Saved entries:
============================================================

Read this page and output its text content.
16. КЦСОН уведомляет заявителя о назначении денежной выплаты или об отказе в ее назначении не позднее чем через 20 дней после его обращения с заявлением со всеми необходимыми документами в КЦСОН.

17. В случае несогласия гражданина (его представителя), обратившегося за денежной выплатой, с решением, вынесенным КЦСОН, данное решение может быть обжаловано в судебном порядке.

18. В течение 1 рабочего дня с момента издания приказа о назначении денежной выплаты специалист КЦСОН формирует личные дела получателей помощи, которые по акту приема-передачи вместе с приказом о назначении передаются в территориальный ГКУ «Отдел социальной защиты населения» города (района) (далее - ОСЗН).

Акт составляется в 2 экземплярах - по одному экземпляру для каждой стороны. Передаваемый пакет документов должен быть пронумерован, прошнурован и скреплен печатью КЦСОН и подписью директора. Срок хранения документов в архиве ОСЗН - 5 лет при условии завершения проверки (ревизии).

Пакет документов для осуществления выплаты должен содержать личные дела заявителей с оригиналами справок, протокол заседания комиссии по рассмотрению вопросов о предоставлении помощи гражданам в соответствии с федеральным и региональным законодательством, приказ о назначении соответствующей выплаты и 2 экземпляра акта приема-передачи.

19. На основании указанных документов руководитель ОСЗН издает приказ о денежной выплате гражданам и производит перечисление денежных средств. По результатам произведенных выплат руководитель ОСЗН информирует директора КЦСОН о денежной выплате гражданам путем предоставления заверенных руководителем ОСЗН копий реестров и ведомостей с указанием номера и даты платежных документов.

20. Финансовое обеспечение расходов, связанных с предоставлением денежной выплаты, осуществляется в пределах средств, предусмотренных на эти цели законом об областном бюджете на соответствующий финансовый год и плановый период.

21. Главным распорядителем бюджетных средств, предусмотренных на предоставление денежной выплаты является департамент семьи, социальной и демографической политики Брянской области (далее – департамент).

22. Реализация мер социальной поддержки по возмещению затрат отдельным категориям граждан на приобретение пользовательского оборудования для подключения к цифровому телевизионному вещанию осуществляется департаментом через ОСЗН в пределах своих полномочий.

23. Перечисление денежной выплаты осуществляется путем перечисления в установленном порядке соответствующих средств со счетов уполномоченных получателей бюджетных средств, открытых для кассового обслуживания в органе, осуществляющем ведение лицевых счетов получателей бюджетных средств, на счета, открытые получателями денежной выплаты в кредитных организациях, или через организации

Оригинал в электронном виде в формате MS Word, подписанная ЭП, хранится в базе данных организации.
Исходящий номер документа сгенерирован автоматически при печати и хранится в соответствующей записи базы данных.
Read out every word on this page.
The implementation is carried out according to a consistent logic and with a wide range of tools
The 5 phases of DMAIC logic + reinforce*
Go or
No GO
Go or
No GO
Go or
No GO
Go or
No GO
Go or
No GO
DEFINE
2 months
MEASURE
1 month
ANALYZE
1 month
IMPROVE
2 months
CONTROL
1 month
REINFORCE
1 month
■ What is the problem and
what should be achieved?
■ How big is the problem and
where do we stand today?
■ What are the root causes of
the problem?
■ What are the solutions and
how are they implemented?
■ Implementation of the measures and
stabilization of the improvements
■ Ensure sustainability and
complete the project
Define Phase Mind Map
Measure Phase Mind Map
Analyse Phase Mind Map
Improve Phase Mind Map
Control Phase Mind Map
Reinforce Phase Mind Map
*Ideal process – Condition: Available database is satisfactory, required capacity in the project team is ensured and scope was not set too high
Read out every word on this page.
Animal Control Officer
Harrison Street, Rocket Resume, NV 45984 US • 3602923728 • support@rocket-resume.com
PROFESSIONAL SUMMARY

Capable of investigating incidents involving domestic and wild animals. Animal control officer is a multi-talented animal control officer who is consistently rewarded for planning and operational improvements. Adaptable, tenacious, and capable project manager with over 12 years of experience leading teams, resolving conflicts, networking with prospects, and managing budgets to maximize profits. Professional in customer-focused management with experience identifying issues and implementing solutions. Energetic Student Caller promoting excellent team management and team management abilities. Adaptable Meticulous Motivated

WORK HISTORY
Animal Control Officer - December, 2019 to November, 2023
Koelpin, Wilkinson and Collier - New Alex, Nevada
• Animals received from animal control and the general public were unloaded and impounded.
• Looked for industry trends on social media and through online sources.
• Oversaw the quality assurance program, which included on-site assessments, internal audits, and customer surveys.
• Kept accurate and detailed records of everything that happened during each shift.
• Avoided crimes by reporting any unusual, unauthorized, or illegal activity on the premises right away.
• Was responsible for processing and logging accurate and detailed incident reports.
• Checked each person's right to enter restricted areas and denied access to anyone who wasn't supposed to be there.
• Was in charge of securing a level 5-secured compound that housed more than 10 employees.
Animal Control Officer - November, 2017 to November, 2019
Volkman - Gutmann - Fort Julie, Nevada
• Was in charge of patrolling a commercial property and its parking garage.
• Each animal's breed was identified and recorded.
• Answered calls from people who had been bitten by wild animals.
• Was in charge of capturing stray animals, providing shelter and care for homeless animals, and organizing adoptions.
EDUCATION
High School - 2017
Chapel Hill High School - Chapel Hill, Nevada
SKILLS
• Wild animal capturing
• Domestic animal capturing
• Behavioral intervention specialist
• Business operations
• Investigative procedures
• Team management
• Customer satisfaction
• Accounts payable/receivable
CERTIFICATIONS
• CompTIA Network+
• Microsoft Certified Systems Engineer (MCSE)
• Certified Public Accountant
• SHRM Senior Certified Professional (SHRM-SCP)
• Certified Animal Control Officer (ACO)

============================================================

* Exercise prompt:
Can you restate every record above word for word?

* Worked solution:
Read this page and output its text content.
16. КЦСОН уведомляет заявителя о назначении денежной выплаты или об отказе в ее назначении не позднее чем через 20 дней после его обращения с заявлением со всеми необходимыми документами в КЦСОН.

17. В случае несогласия гражданина (его представителя), обратившегося за денежной выплатой, с решением, вынесенным КЦСОН, данное решение может быть обжаловано в судебном порядке.

18. В течение 1 рабочего дня с момента издания приказа о назначении денежной выплаты специалист КЦСОН формирует личные дела получателей помощи, которые по акту приема-передачи вместе с приказом о назначении передаются в территориальный ГКУ «Отдел социальной защиты населения» города (района) (далее - ОСЗН).

Акт составляется в 2 экземплярах - по одному экземпляру для каждой стороны. Передаваемый пакет документов должен быть пронумерован, прошнурован и скреплен печатью КЦСОН и подписью директора. Срок хранения документов в архиве ОСЗН - 5 лет при условии завершения проверки (ревизии).

Пакет документов для осуществления выплаты должен содержать личные дела заявителей с оригиналами справок, протокол заседания комиссии по рассмотрению вопросов о предоставлении помощи гражданам в соответствии с федеральным и региональным законодательством, приказ о назначении соответствующей выплаты и 2 экземпляра акта приема-передачи.

19. На основании указанных документов руководитель ОСЗН издает приказ о денежной выплате гражданам и производит перечисление денежных средств. По результатам произведенных выплат руководитель ОСЗН информирует директора КЦСОН о денежной выплате гражданам путем предоставления заверенных руководителем ОСЗН копий реестров и ведомостей с указанием номера и даты платежных документов.

20. Финансовое обеспечение расходов, связанных с предоставлением денежной выплаты, осуществляется в пределах средств, предусмотренных на эти цели законом об областном бюджете на соответствующий финансовый год и плановый период.

21. Главным распорядителем бюджетных средств, предусмотренных на предоставление денежной выплаты является департамент семьи, социальной и демографической политики Брянской области (далее – департамент).

22. Реализация мер социальной поддержки по возмещению затрат отдельным категориям граждан на приобретение пользовательского оборудования для подключения к цифровому телевизионному вещанию осуществляется департаментом через ОСЗН в пределах своих полномочий.

23. Перечисление денежной выплаты осуществляется путем перечисления в установленном порядке соответствующих средств со счетов уполномоченных получателей бюджетных средств, открытых для кассового обслуживания в органе, осуществляющем ведение лицевых счетов получателей бюджетных средств, на счета, открытые получателями денежной выплаты в кредитных организациях, или через организации

Оригинал в электронном виде в формате MS Word, подписанная ЭП, хранится в базе данных организации.
Исходящий номер документа сгенерирован автоматически при печати и хранится в соответствующей записи базы данных.
Read out every word on this page.
The implementation is carried out according to a consistent logic and with a wide range of tools
The 5 phases of DMAIC logic + reinforce*
Go or
No GO
Go or
No GO
Go or
No GO
Go or
No GO
Go or
No GO
DEFINE
2 months
MEASURE
1 month
ANALYZE
1 month
IMPROVE
2 months
CONTROL
1 month
REINFORCE
1 month
■ What is the problem and
what should be achieved?
■ How big is the problem and
where do we stand today?
■ What are the root causes of
the problem?
■ What are the solutions and
how are they implemented?
■ Implementation of the measures and
stabilization of the improvements
■ Ensure sustainability and
complete the project
Define Phase Mind Map
Measure Phase Mind Map
Analyse Phase Mind Map
Improve Phase Mind Map
Control Phase Mind Map
Reinforce Phase Mind Map
*Ideal process – Condition: Available database is satisfactory, required capacity in the project team is ensured and scope was not set too high
Read out every word on this page.
Animal Control Officer
Harrison Street, Rocket Resume, NV 45984 US • 3602923728 • support@rocket-resume.com
PROFESSIONAL SUMMARY

Capable of investigating incidents involving domestic and wild animals. Animal control officer is a multi-talented animal control officer who is consistently rewarded for planning and operational improvements. Adaptable, tenacious, and capable project manager with over 12 years of experience leading teams, resolving conflicts, networking with prospects, and managing budgets to maximize profits. Professional in customer-focused management with experience identifying issues and implementing solutions. Energetic Student Caller promoting excellent team management and team management abilities. Adaptable Meticulous Motivated

WORK HISTORY
Animal Control Officer - December, 2019 to November, 2023
Koelpin, Wilkinson and Collier - New Alex, Nevada
• Animals received from animal control and the general public were unloaded and impounded.
• Looked for industry trends on social media and through online sources.
• Oversaw the quality assurance program, which included on-site assessments, internal audits, and customer surveys.
• Kept accurate and detailed records of everything that happened during each shift.
• Avoided crimes by reporting any unusual, unauthorized, or illegal activity on the premises right away.
• Was responsible for processing and logging accurate and detailed incident reports.
• Checked each person's right to enter restricted areas and denied access to anyone who wasn't supposed to be there.
• Was in charge of securing a level 5-secured compound that housed more than 10 employees.
Animal Control Officer - November, 2017 to November, 2019
Volkman - Gutmann - Fort Julie, Nevada
• Was in charge of patrolling a commercial property and its parking garage.
• Each animal's breed was identified and recorded.
• Answered calls from people who had been bitten by wild animals.
• Was in charge of capturing stray animals, providing shelter and care for homeless animals, and organizing adoptions.
EDUCATION
High School - 2017
Chapel Hill High School - Chapel Hill, Nevada
SKILLS
• Wild animal capturing
• Domestic animal capturing
• Behavioral intervention specialist
• Business operations
• Investigative procedures
• Team management
• Customer satisfaction
• Accounts payable/receivable
CERTIFICATIONS
• CompTIA Network+
• Microsoft Certified Systems Engineer (MCSE)
• Certified Public Accountant
• SHRM Senior Certified Professional (SHRM-SCP)
• Certified Animal Control Officer (ACO)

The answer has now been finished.